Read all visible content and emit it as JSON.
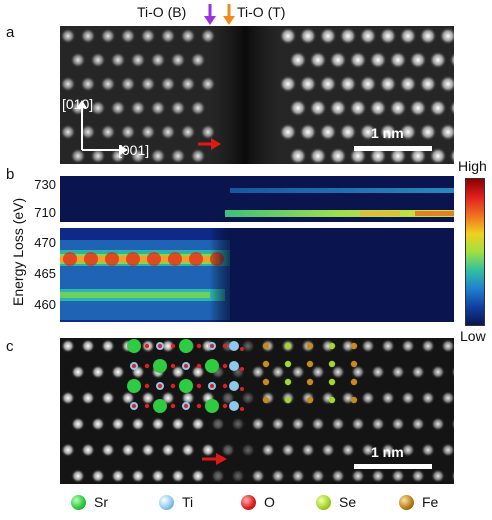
{
  "header": {
    "ti_o_b": "Ti-O (B)",
    "ti_o_t": "Ti-O (T)",
    "arrow_b_color": "#9b30e0",
    "arrow_t_color": "#f08a1c"
  },
  "panels": {
    "a": "a",
    "b": "b",
    "c": "c"
  },
  "panel_a": {
    "dir_010": "[010]",
    "dir_001": "[001]",
    "scale_label": "1 nm"
  },
  "panel_b": {
    "ylabel": "Energy Loss (eV)",
    "ticks_top": [
      "730",
      "710"
    ],
    "ticks_bottom": [
      "470",
      "465",
      "460"
    ],
    "colorbar_high": "High",
    "colorbar_low": "Low"
  },
  "panel_c": {
    "scale_label": "1 nm"
  },
  "legend": [
    {
      "label": "Sr",
      "color": "#2ecc40"
    },
    {
      "label": "Ti",
      "color": "#8ec8ec"
    },
    {
      "label": "O",
      "color": "#e02020"
    },
    {
      "label": "Se",
      "color": "#a6d62a"
    },
    {
      "label": "Fe",
      "color": "#b8801a"
    }
  ]
}
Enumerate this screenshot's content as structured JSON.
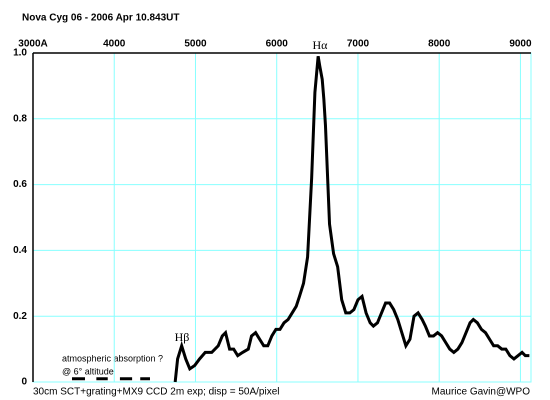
{
  "chart_data": {
    "type": "line",
    "title": "Nova Cyg 06  -  2006 Apr  10.843UT",
    "footer_left": "30cm SCT+grating+MX9 CCD  2m exp;  disp = 50A/pixel",
    "footer_right": "Maurice Gavin@WPO",
    "annotations": [
      "Hβ",
      "Hα",
      "atmospheric absorption ?",
      "@ 6° altitude"
    ],
    "xlim": [
      3000,
      9130
    ],
    "ylim": [
      0,
      1
    ],
    "xticks": [
      {
        "value": 3000,
        "label": "3000A"
      },
      4000,
      5000,
      6000,
      7000,
      8000,
      9000
    ],
    "yticks": [
      0,
      0.2,
      0.4,
      0.6,
      0.8,
      {
        "value": 1,
        "label": "1.0"
      }
    ],
    "grid": true,
    "series": [
      {
        "color": "#000000",
        "x": [
          3480,
          3640,
          3700,
          3780,
          3920,
          4000,
          4070,
          4220,
          4260,
          4320,
          4440,
          4600,
          4750,
          4780,
          4830,
          4880,
          4930,
          4990,
          5050,
          5120,
          5200,
          5280,
          5330,
          5370,
          5420,
          5470,
          5520,
          5580,
          5650,
          5690,
          5740,
          5790,
          5840,
          5890,
          5940,
          5990,
          6040,
          6090,
          6140,
          6190,
          6240,
          6280,
          6330,
          6380,
          6430,
          6470,
          6510,
          6530,
          6560,
          6580,
          6600,
          6630,
          6650,
          6700,
          6750,
          6800,
          6850,
          6900,
          6950,
          7000,
          7050,
          7100,
          7150,
          7190,
          7240,
          7290,
          7340,
          7390,
          7440,
          7490,
          7540,
          7590,
          7640,
          7690,
          7740,
          7790,
          7830,
          7880,
          7930,
          7980,
          8030,
          8080,
          8130,
          8180,
          8230,
          8280,
          8330,
          8380,
          8420,
          8470,
          8520,
          8570,
          8620,
          8670,
          8720,
          8770,
          8820,
          8870,
          8920,
          8970,
          9020,
          9060,
          9110
        ],
        "values": [
          0.01,
          0.01,
          null,
          0.01,
          0.01,
          null,
          0.01,
          0.01,
          null,
          0.01,
          0.01,
          null,
          0.0,
          0.07,
          0.11,
          0.07,
          0.04,
          0.05,
          0.07,
          0.09,
          0.09,
          0.11,
          0.14,
          0.15,
          0.1,
          0.1,
          0.08,
          0.09,
          0.1,
          0.14,
          0.15,
          0.13,
          0.11,
          0.11,
          0.14,
          0.16,
          0.16,
          0.18,
          0.19,
          0.21,
          0.23,
          0.26,
          0.3,
          0.38,
          0.62,
          0.88,
          0.99,
          0.96,
          0.92,
          0.86,
          0.78,
          0.6,
          0.48,
          0.39,
          0.35,
          0.25,
          0.21,
          0.21,
          0.22,
          0.25,
          0.26,
          0.21,
          0.18,
          0.17,
          0.18,
          0.21,
          0.24,
          0.24,
          0.22,
          0.19,
          0.15,
          0.11,
          0.13,
          0.2,
          0.21,
          0.19,
          0.17,
          0.14,
          0.14,
          0.15,
          0.14,
          0.12,
          0.1,
          0.09,
          0.1,
          0.12,
          0.15,
          0.18,
          0.19,
          0.18,
          0.16,
          0.15,
          0.13,
          0.11,
          0.11,
          0.1,
          0.1,
          0.08,
          0.07,
          0.08,
          0.09,
          0.08,
          0.08
        ]
      }
    ]
  }
}
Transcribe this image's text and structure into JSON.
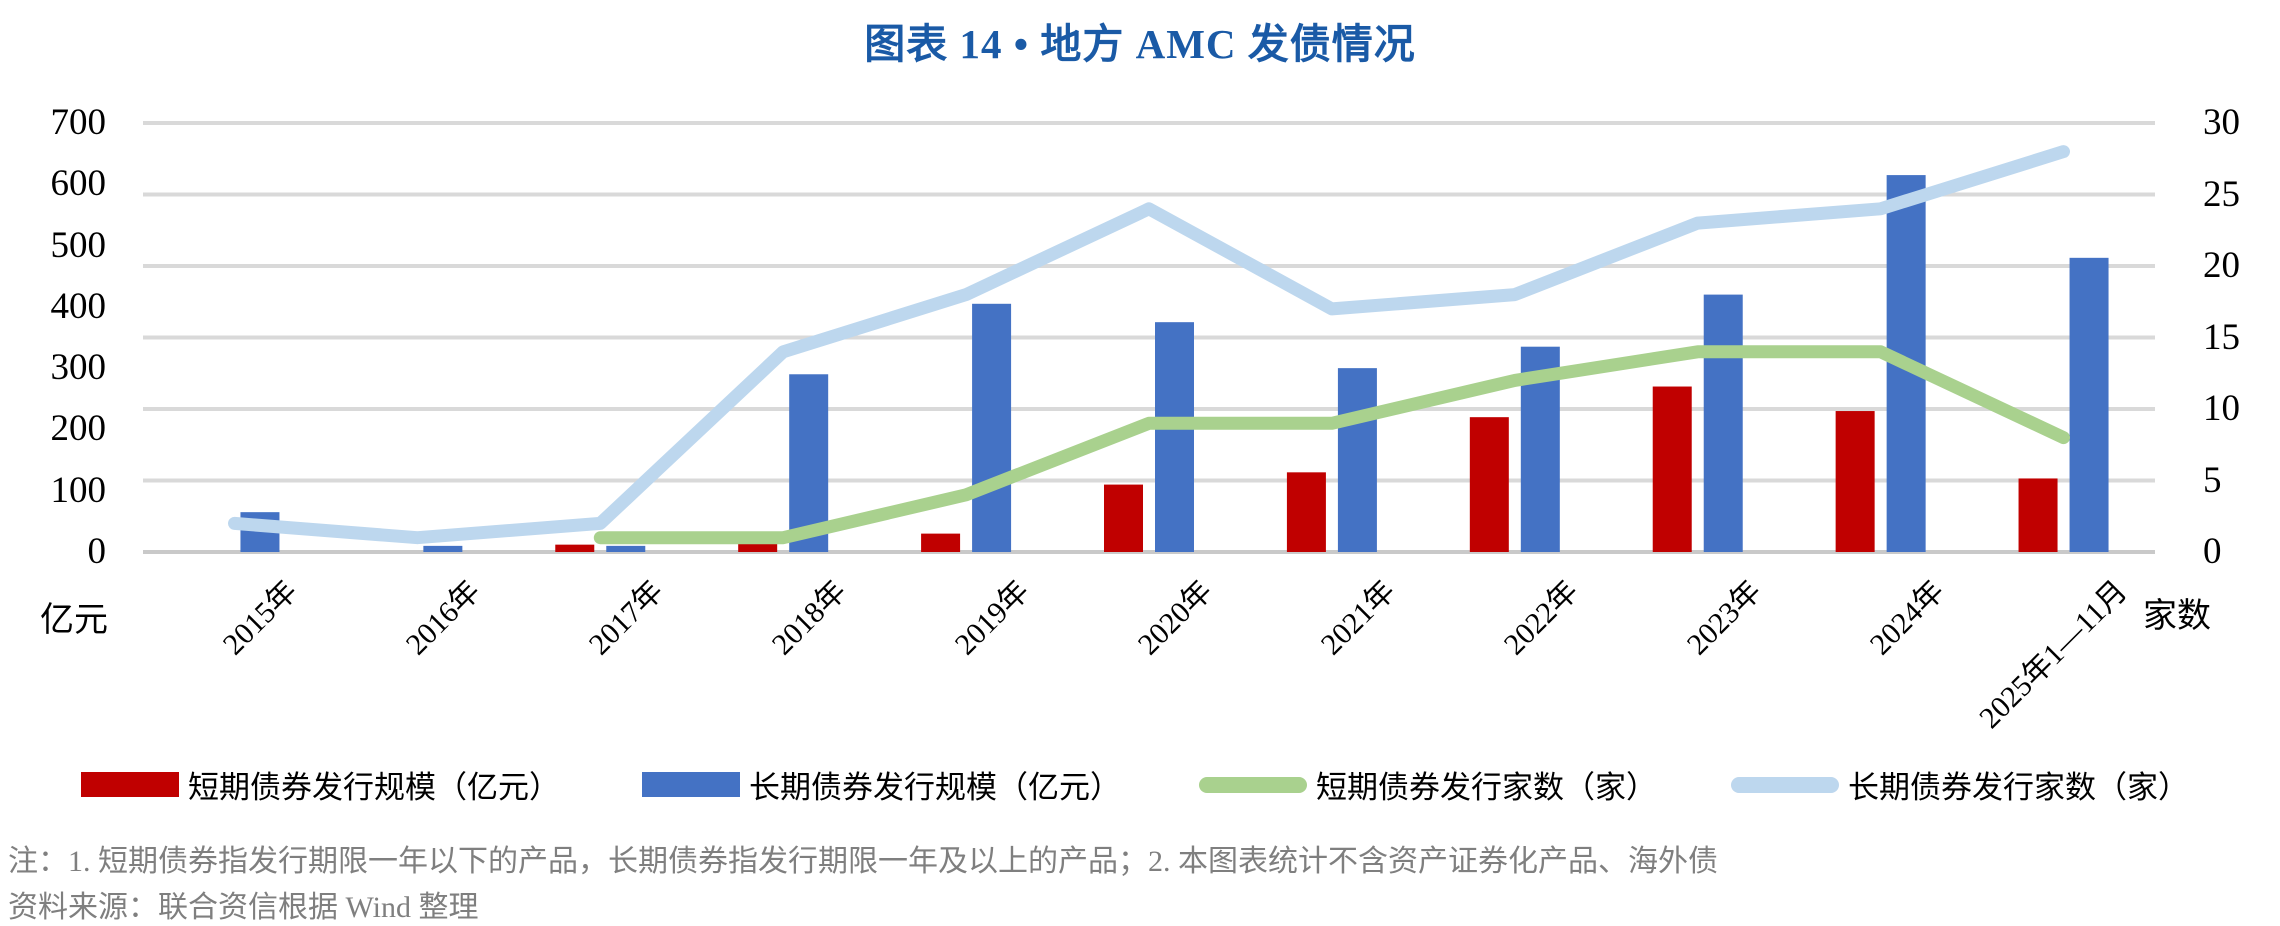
{
  "title": "图表 14 • 地方 AMC 发债情况",
  "title_color": "#1A5AA6",
  "chart_data": {
    "type": "combo (grouped bars + lines, dual axis)",
    "categories": [
      "2015年",
      "2016年",
      "2017年",
      "2018年",
      "2019年",
      "2020年",
      "2021年",
      "2022年",
      "2023年",
      "2024年",
      "2025年1—11月"
    ],
    "series": [
      {
        "name": "短期债券发行规模（亿元）",
        "type": "bar",
        "axis": "left",
        "color": "#C00000",
        "values": [
          0,
          0,
          12,
          30,
          30,
          110,
          130,
          220,
          270,
          230,
          120
        ]
      },
      {
        "name": "长期债券发行规模（亿元）",
        "type": "bar",
        "axis": "left",
        "color": "#4472C4",
        "values": [
          65,
          10,
          10,
          290,
          405,
          375,
          300,
          335,
          420,
          615,
          480
        ]
      },
      {
        "name": "短期债券发行家数（家）",
        "type": "line",
        "axis": "right",
        "color": "#A9D18E",
        "values": [
          null,
          null,
          1,
          1,
          4,
          9,
          9,
          12,
          14,
          14,
          8
        ]
      },
      {
        "name": "长期债券发行家数（家）",
        "type": "line",
        "axis": "right",
        "color": "#BDD7EE",
        "values": [
          2,
          1,
          2,
          14,
          18,
          24,
          17,
          18,
          23,
          24,
          28
        ]
      }
    ],
    "left_axis": {
      "label": "亿元",
      "min": 0,
      "max": 700,
      "step": 100,
      "ticks": [
        "0",
        "100",
        "200",
        "300",
        "400",
        "500",
        "600",
        "700"
      ]
    },
    "right_axis": {
      "label": "家数",
      "min": 0,
      "max": 30,
      "step": 5,
      "ticks": [
        "0",
        "5",
        "10",
        "15",
        "20",
        "25",
        "30"
      ]
    },
    "grid": {
      "horizontal": true,
      "aligned_to": "right_axis",
      "color": "#D9D9D9"
    },
    "legend_position": "bottom"
  },
  "notes": [
    "注：1. 短期债券指发行期限一年以下的产品，长期债券指发行期限一年及以上的产品；2. 本图表统计不含资产证券化产品、海外债",
    "资料来源：联合资信根据 Wind 整理"
  ]
}
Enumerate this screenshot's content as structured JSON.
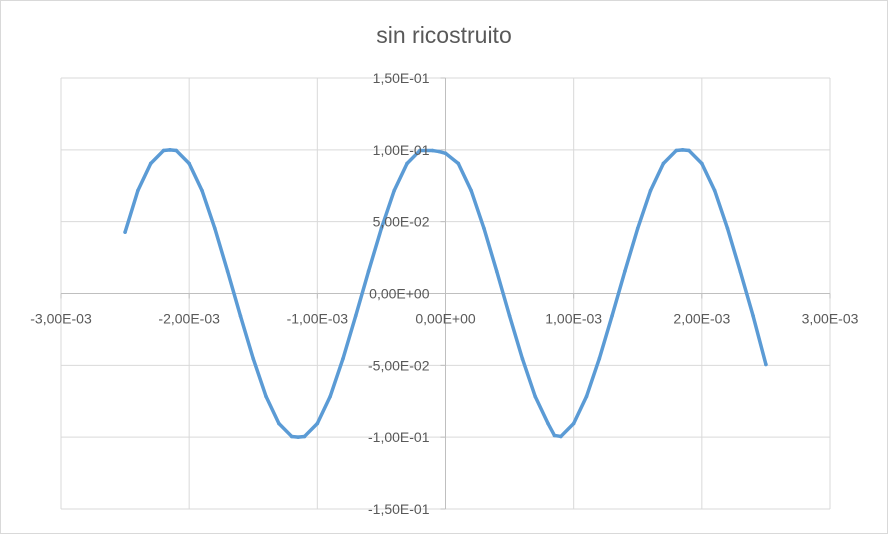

Instructions for the task:
Without the pictures, return the entries exactly as they appear.

Response for this exercise:
Read all visible content and emit it as JSON.
{
  "header": {
    "ti_o_b": "Ti-O (B)",
    "ti_o_t": "Ti-O (T)",
    "arrow_b_color": "#9b30e0",
    "arrow_t_color": "#f08a1c"
  },
  "panels": {
    "a": "a",
    "b": "b",
    "c": "c"
  },
  "panel_a": {
    "dir_010": "[010]",
    "dir_001": "[001]",
    "scale_label": "1 nm"
  },
  "panel_b": {
    "ylabel": "Energy Loss (eV)",
    "ticks_top": [
      "730",
      "710"
    ],
    "ticks_bottom": [
      "470",
      "465",
      "460"
    ],
    "colorbar_high": "High",
    "colorbar_low": "Low"
  },
  "panel_c": {
    "scale_label": "1 nm"
  },
  "legend": [
    {
      "label": "Sr",
      "color": "#2ecc40"
    },
    {
      "label": "Ti",
      "color": "#8ec8ec"
    },
    {
      "label": "O",
      "color": "#e02020"
    },
    {
      "label": "Se",
      "color": "#a6d62a"
    },
    {
      "label": "Fe",
      "color": "#b8801a"
    }
  ]
}
Enumerate this screenshot's content as structured JSON.
{
  "chart_data": {
    "type": "line",
    "title": "Nova Cyg 06  -  2006 Apr  10.843UT",
    "footer_left": "30cm SCT+grating+MX9 CCD  2m exp;  disp = 50A/pixel",
    "footer_right": "Maurice Gavin@WPO",
    "annotations": [
      "Hβ",
      "Hα",
      "atmospheric absorption ?",
      "@ 6° altitude"
    ],
    "xlim": [
      3000,
      9130
    ],
    "ylim": [
      0,
      1
    ],
    "xticks": [
      {
        "value": 3000,
        "label": "3000A"
      },
      4000,
      5000,
      6000,
      7000,
      8000,
      9000
    ],
    "yticks": [
      0,
      0.2,
      0.4,
      0.6,
      0.8,
      {
        "value": 1,
        "label": "1.0"
      }
    ],
    "grid": true,
    "series": [
      {
        "color": "#000000",
        "x": [
          3480,
          3640,
          3700,
          3780,
          3920,
          4000,
          4070,
          4220,
          4260,
          4320,
          4440,
          4600,
          4750,
          4780,
          4830,
          4880,
          4930,
          4990,
          5050,
          5120,
          5200,
          5280,
          5330,
          5370,
          5420,
          5470,
          5520,
          5580,
          5650,
          5690,
          5740,
          5790,
          5840,
          5890,
          5940,
          5990,
          6040,
          6090,
          6140,
          6190,
          6240,
          6280,
          6330,
          6380,
          6430,
          6470,
          6510,
          6530,
          6560,
          6580,
          6600,
          6630,
          6650,
          6700,
          6750,
          6800,
          6850,
          6900,
          6950,
          7000,
          7050,
          7100,
          7150,
          7190,
          7240,
          7290,
          7340,
          7390,
          7440,
          7490,
          7540,
          7590,
          7640,
          7690,
          7740,
          7790,
          7830,
          7880,
          7930,
          7980,
          8030,
          8080,
          8130,
          8180,
          8230,
          8280,
          8330,
          8380,
          8420,
          8470,
          8520,
          8570,
          8620,
          8670,
          8720,
          8770,
          8820,
          8870,
          8920,
          8970,
          9020,
          9060,
          9110
        ],
        "values": [
          0.01,
          0.01,
          null,
          0.01,
          0.01,
          null,
          0.01,
          0.01,
          null,
          0.01,
          0.01,
          null,
          0.0,
          0.07,
          0.11,
          0.07,
          0.04,
          0.05,
          0.07,
          0.09,
          0.09,
          0.11,
          0.14,
          0.15,
          0.1,
          0.1,
          0.08,
          0.09,
          0.1,
          0.14,
          0.15,
          0.13,
          0.11,
          0.11,
          0.14,
          0.16,
          0.16,
          0.18,
          0.19,
          0.21,
          0.23,
          0.26,
          0.3,
          0.38,
          0.62,
          0.88,
          0.99,
          0.96,
          0.92,
          0.86,
          0.78,
          0.6,
          0.48,
          0.39,
          0.35,
          0.25,
          0.21,
          0.21,
          0.22,
          0.25,
          0.26,
          0.21,
          0.18,
          0.17,
          0.18,
          0.21,
          0.24,
          0.24,
          0.22,
          0.19,
          0.15,
          0.11,
          0.13,
          0.2,
          0.21,
          0.19,
          0.17,
          0.14,
          0.14,
          0.15,
          0.14,
          0.12,
          0.1,
          0.09,
          0.1,
          0.12,
          0.15,
          0.18,
          0.19,
          0.18,
          0.16,
          0.15,
          0.13,
          0.11,
          0.11,
          0.1,
          0.1,
          0.08,
          0.07,
          0.08,
          0.09,
          0.08,
          0.08
        ]
      }
    ]
  }
}
Transcribe this image's text and structure into JSON.
{
  "title": "图表 14 • 地方 AMC 发债情况",
  "title_color": "#1A5AA6",
  "chart_data": {
    "type": "combo (grouped bars + lines, dual axis)",
    "categories": [
      "2015年",
      "2016年",
      "2017年",
      "2018年",
      "2019年",
      "2020年",
      "2021年",
      "2022年",
      "2023年",
      "2024年",
      "2025年1—11月"
    ],
    "series": [
      {
        "name": "短期债券发行规模（亿元）",
        "type": "bar",
        "axis": "left",
        "color": "#C00000",
        "values": [
          0,
          0,
          12,
          30,
          30,
          110,
          130,
          220,
          270,
          230,
          120
        ]
      },
      {
        "name": "长期债券发行规模（亿元）",
        "type": "bar",
        "axis": "left",
        "color": "#4472C4",
        "values": [
          65,
          10,
          10,
          290,
          405,
          375,
          300,
          335,
          420,
          615,
          480
        ]
      },
      {
        "name": "短期债券发行家数（家）",
        "type": "line",
        "axis": "right",
        "color": "#A9D18E",
        "values": [
          null,
          null,
          1,
          1,
          4,
          9,
          9,
          12,
          14,
          14,
          8
        ]
      },
      {
        "name": "长期债券发行家数（家）",
        "type": "line",
        "axis": "right",
        "color": "#BDD7EE",
        "values": [
          2,
          1,
          2,
          14,
          18,
          24,
          17,
          18,
          23,
          24,
          28
        ]
      }
    ],
    "left_axis": {
      "label": "亿元",
      "min": 0,
      "max": 700,
      "step": 100,
      "ticks": [
        "0",
        "100",
        "200",
        "300",
        "400",
        "500",
        "600",
        "700"
      ]
    },
    "right_axis": {
      "label": "家数",
      "min": 0,
      "max": 30,
      "step": 5,
      "ticks": [
        "0",
        "5",
        "10",
        "15",
        "20",
        "25",
        "30"
      ]
    },
    "grid": {
      "horizontal": true,
      "aligned_to": "right_axis",
      "color": "#D9D9D9"
    },
    "legend_position": "bottom"
  },
  "notes": [
    "注：1. 短期债券指发行期限一年以下的产品，长期债券指发行期限一年及以上的产品；2. 本图表统计不含资产证券化产品、海外债",
    "资料来源：联合资信根据 Wind 整理"
  ]
}
Enumerate this screenshot's content as structured JSON.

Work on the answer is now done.